I'll see your wacky music and raise you an explanation

Yesterday Amp posted about some of the wacky music he heard at a high school graduation party. In summary: hits from the late seventies and eighties. Amp wonders why kids are listening to this stuff that is so obviously anachronistic to the youth of today; I may have an answer.

I can’t speak for hip-hop, as I’m still desperately trying to find some aside from DJ Shadow and Prefuse 73 that doesn’t suck, but rock-and-roll is currently experiencing an obsession with the late seventies and the whole of the eighties. Consider the success of the Darkness, a pseudo-80’s band, or the “dancepunk” groups—the Rapture, !!!, Radio 5, Liars—that sound like the Gang of Four, or the “garage rock revival” of the White Stripes and the Yeah Yeah Yeahs—not to mention the Strokes—or the post-punk obsession of groups like Interpol, or the electroclash influences of the Postal Service.

Admittedly, most of these bands are still in the province of the indie cool kids, but I think that there’s a resurgence of eighties culture across the white bread spectrum. Take a dip into Hot Topic these days and what’ll you see? The same thing you’ll see at Target: Transformers, Thundercats, Strawberry Shortcake, My Little Pony—the defining toys and paraphanalia of childhood in the eighties. I’m not surprised that this has trickled down into the musical tastes of the graduates at the party Amp went to.

I’m not sure what causes this except that it may, perhaps, be the same thing that’s made me seek out some music from the eighties. I’m only a couple years older than the graduates Amp visited—although I’ve been out of high school for much longer, so this analysis may mean less than nothing—and I’ve always been quietly fascinated with the eighties because I’m aware that the first six years of my life were spent in them but I can’t remember anything about them. I can vaguely remember the New Kids on the Block, the crimped hair, and the wretched music that powered the inspirational sections of movies, but little more than that. My memory doesn’t really begin until ’92 and doesn’t start to crystalize until ’93 or ’94. I’ve always wondered if I missed anything important, any really great music or movies or fashions or whatever. So when I got to be seventeen or eighteen or so, I started looking.

What is needed. Can you reproduce the entire post about the eighties revival, word for word? These rows come from a different source than the post.

[Dataset excerpt]
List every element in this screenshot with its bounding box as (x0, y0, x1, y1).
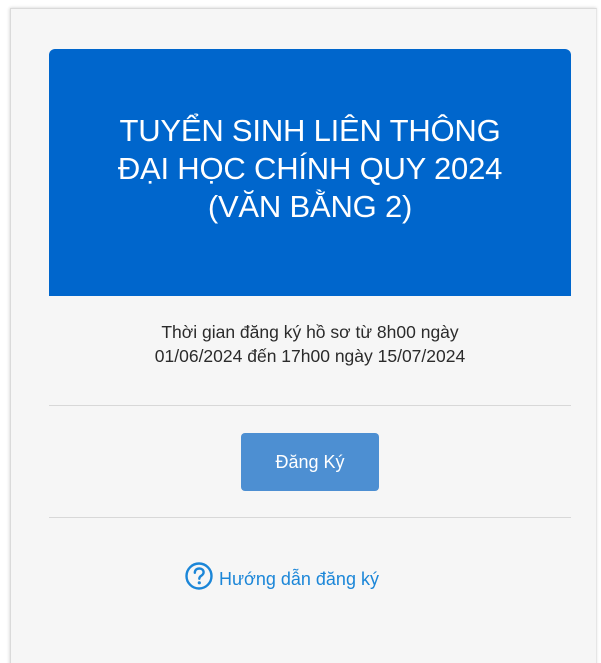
guide-link-label: Hướng dẫn đăng ký (219, 568, 379, 589)
admission-banner: TUYỂN SINH LIÊN THÔNG ĐẠI HỌC CHÍNH QUY … (49, 49, 571, 296)
register-button[interactable]: Đăng Ký (241, 433, 379, 491)
banner-title: TUYỂN SINH LIÊN THÔNG ĐẠI HỌC CHÍNH QUY … (117, 112, 503, 224)
registration-guide-link[interactable]: Hướng dẫn đăng ký (184, 558, 379, 594)
admission-card: TUYỂN SINH LIÊN THÔNG ĐẠI HỌC CHÍNH QUY … (10, 8, 597, 663)
divider (49, 517, 571, 518)
registration-period-text: Thời gian đăng ký hồ sơ từ 8h00 ngày 01/… (154, 322, 466, 366)
question-circle-icon (185, 562, 213, 590)
divider (49, 405, 571, 406)
page: TUYỂN SINH LIÊN THÔNG ĐẠI HỌC CHÍNH QUY … (0, 0, 601, 663)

Task output.
I'll see your wacky music and raise you an explanation

Yesterday Amp posted about some of the wacky music he heard at a high school graduation party. In summary: hits from the late seventies and eighties. Amp wonders why kids are listening to this stuff that is so obviously anachronistic to the youth of today; I may have an answer.

I can’t speak for hip-hop, as I’m still desperately trying to find some aside from DJ Shadow and Prefuse 73 that doesn’t suck, but rock-and-roll is currently experiencing an obsession with the late seventies and the whole of the eighties. Consider the success of the Darkness, a pseudo-80’s band, or the “dancepunk” groups—the Rapture, !!!, Radio 5, Liars—that sound like the Gang of Four, or the “garage rock revival” of the White Stripes and the Yeah Yeah Yeahs—not to mention the Strokes—or the post-punk obsession of groups like Interpol, or the electroclash influences of the Postal Service.

Admittedly, most of these bands are still in the province of the indie cool kids, but I think that there’s a resurgence of eighties culture across the white bread spectrum. Take a dip into Hot Topic these days and what’ll you see? The same thing you’ll see at Target: Transformers, Thundercats, Strawberry Shortcake, My Little Pony—the defining toys and paraphanalia of childhood in the eighties. I’m not surprised that this has trickled down into the musical tastes of the graduates at the party Amp went to.

I’m not sure what causes this except that it may, perhaps, be the same thing that’s made me seek out some music from the eighties. I’m only a couple years older than the graduates Amp visited—although I’ve been out of high school for much longer, so this analysis may mean less than nothing—and I’ve always been quietly fascinated with the eighties because I’m aware that the first six years of my life were spent in them but I can’t remember anything about them. I can vaguely remember the New Kids on the Block, the crimped hair, and the wretched music that powered the inspirational sections of movies, but little more than that. My memory doesn’t really begin until ’92 and doesn’t start to crystalize until ’93 or ’94. I’ve always wondered if I missed anything important, any really great music or movies or fashions or whatever. So when I got to be seventeen or eighteen or so, I started looking.